§ Provided data

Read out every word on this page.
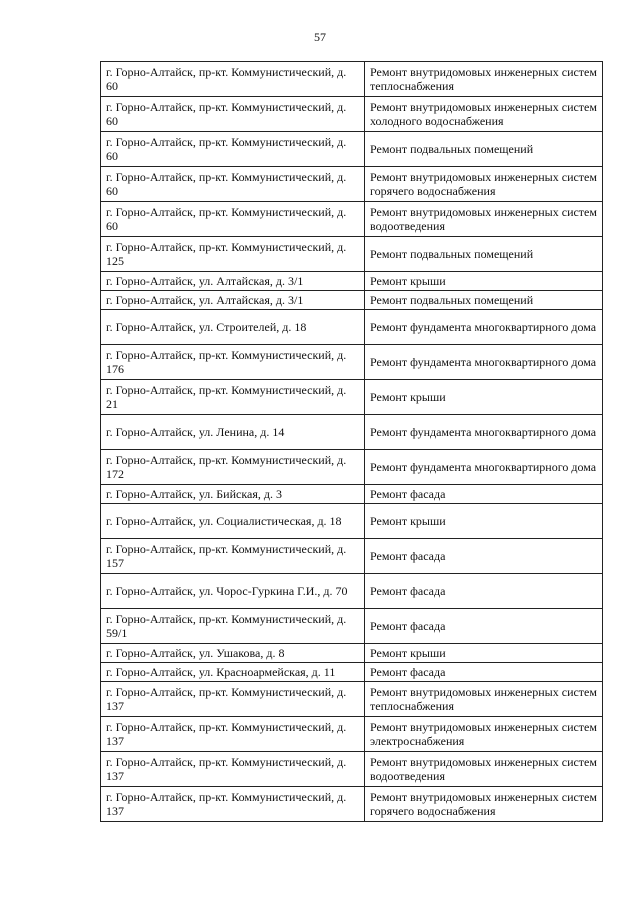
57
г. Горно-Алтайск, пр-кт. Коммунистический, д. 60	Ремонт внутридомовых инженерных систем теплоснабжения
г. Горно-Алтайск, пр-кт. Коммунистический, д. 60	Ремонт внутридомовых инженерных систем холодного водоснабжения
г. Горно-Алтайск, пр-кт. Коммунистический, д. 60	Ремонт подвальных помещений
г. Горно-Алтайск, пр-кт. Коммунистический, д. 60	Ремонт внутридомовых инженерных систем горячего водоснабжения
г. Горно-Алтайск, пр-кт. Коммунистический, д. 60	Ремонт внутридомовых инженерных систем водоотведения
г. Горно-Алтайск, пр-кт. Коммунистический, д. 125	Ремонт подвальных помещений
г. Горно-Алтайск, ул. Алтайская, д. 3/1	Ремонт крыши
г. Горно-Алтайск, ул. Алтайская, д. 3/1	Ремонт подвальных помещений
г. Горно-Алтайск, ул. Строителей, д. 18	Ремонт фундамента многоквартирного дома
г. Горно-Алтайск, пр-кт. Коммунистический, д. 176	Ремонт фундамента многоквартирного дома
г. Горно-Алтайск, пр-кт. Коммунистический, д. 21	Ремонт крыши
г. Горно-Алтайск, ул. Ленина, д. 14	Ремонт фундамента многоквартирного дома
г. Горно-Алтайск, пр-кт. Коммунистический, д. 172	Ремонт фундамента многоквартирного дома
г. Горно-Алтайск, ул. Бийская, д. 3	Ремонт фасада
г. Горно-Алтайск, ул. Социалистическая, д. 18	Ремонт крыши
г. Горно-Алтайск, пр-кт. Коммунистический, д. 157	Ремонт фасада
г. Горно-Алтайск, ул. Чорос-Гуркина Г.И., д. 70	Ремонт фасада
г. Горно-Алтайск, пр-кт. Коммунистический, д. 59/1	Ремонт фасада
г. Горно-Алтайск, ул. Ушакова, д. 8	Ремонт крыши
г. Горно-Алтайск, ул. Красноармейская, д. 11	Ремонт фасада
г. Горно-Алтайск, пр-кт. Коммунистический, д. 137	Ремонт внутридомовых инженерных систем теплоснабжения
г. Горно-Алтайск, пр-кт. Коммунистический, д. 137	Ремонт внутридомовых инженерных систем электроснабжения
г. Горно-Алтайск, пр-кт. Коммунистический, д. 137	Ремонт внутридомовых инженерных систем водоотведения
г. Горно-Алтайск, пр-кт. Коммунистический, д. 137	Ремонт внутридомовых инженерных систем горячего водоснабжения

==

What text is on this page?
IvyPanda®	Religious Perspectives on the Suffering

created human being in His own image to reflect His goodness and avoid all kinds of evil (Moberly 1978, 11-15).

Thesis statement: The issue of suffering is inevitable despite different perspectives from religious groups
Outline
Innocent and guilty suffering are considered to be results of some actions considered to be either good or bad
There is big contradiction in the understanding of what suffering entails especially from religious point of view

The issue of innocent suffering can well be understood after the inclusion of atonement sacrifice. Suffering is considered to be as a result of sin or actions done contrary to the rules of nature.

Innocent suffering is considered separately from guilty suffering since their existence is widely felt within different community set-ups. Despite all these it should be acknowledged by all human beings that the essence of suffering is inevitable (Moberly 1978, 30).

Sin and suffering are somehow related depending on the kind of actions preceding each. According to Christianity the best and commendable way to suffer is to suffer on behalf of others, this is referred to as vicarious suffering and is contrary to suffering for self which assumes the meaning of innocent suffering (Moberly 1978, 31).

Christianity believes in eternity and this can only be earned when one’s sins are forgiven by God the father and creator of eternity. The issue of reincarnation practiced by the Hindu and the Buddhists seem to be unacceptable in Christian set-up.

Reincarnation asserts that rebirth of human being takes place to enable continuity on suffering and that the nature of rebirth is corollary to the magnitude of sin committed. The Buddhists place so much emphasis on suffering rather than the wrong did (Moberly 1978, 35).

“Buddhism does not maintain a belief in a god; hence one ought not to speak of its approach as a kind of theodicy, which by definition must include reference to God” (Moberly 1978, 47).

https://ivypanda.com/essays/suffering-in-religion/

§ What the task asks
Using the listing above, pull out all lines that hold the word "фасада".

§ Task output
г. Горно-Алтайск, ул. Бийская, д. 3	Ремонт фасада
г. Горно-Алтайск, пр-кт. Коммунистический, д. 157	Ремонт фасада
г. Горно-Алтайск, ул. Чорос-Гуркина Г.И., д. 70	Ремонт фасада
г. Горно-Алтайск, пр-кт. Коммунистический, д. 59/1	Ремонт фасада
г. Горно-Алтайск, ул. Красноармейская, д. 11	Ремонт фасада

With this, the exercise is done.